-- START OF MATERIAL TO PROCESS --
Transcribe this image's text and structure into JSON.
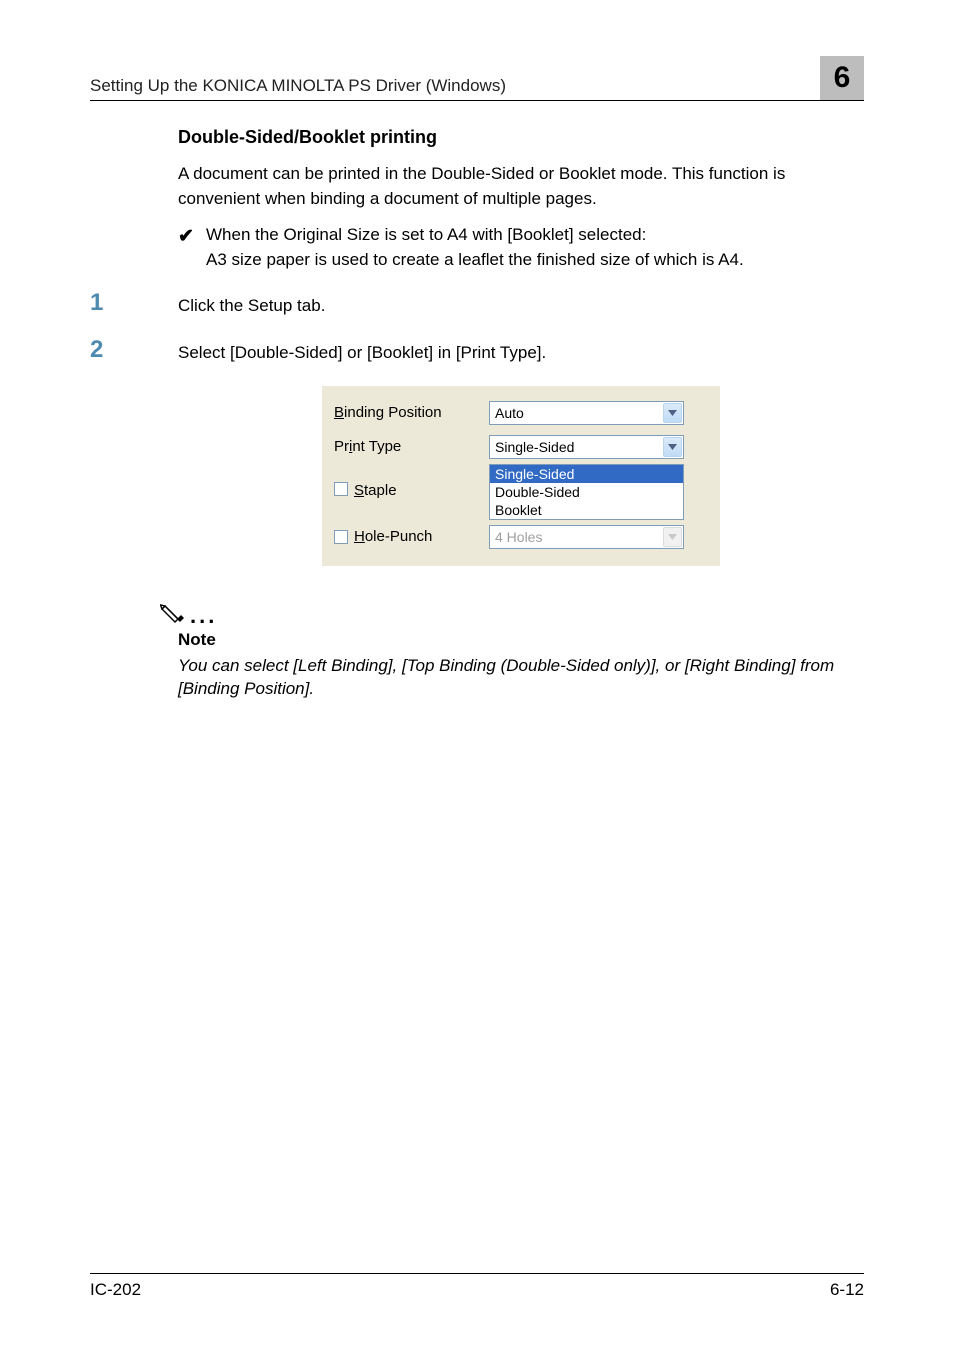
{
  "header": {
    "left": "Setting Up the KONICA MINOLTA PS Driver (Windows)",
    "chapter": "6"
  },
  "section": {
    "heading": "Double-Sided/Booklet printing",
    "paragraph": "A document can be printed in the Double-Sided or Booklet mode. This function is convenient when binding a document of multiple pages.",
    "check_line1": "When the Original Size is set to A4 with [Booklet] selected:",
    "check_line2": "A3 size paper is used to create a leaflet the finished size of which is A4."
  },
  "steps": {
    "1": {
      "num": "1",
      "text": "Click the Setup tab."
    },
    "2": {
      "num": "2",
      "text": "Select [Double-Sided] or [Booklet] in [Print Type]."
    }
  },
  "panel": {
    "binding_label_pre": "B",
    "binding_label_rest": "inding Position",
    "binding_value": "Auto",
    "print_pre": "Pr",
    "print_mid": "i",
    "print_rest": "nt Type",
    "print_value": "Single-Sided",
    "listbox": {
      "opt1": "Single-Sided",
      "opt2": "Double-Sided",
      "opt3": "Booklet"
    },
    "staple_pre": "S",
    "staple_rest": "taple",
    "hole_pre": "H",
    "hole_rest": "ole-Punch",
    "hole_value": "4 Holes"
  },
  "note": {
    "dots": "...",
    "label": "Note",
    "text": "You can select [Left Binding], [Top Binding (Double-Sided only)], or [Right Binding] from [Binding Position]."
  },
  "footer": {
    "left": "IC-202",
    "right": "6-12"
  }
}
-- END OF MATERIAL TO PROCESS --
**WHAT THE TASK REQUIRES**
Lines from the records above that hold "text" are the ones to list.

**EXERCISE SOLUTION**
Transcribe this image's text and structure into JSON.
      "text": "Click the Setup tab."
      "text": "Select [Double-Sided] or [Booklet] in [Print Type]."
    "text": "You can select [Left Binding], [Top Binding (Double-Sided only)], or [Right Binding] from [Binding Position]."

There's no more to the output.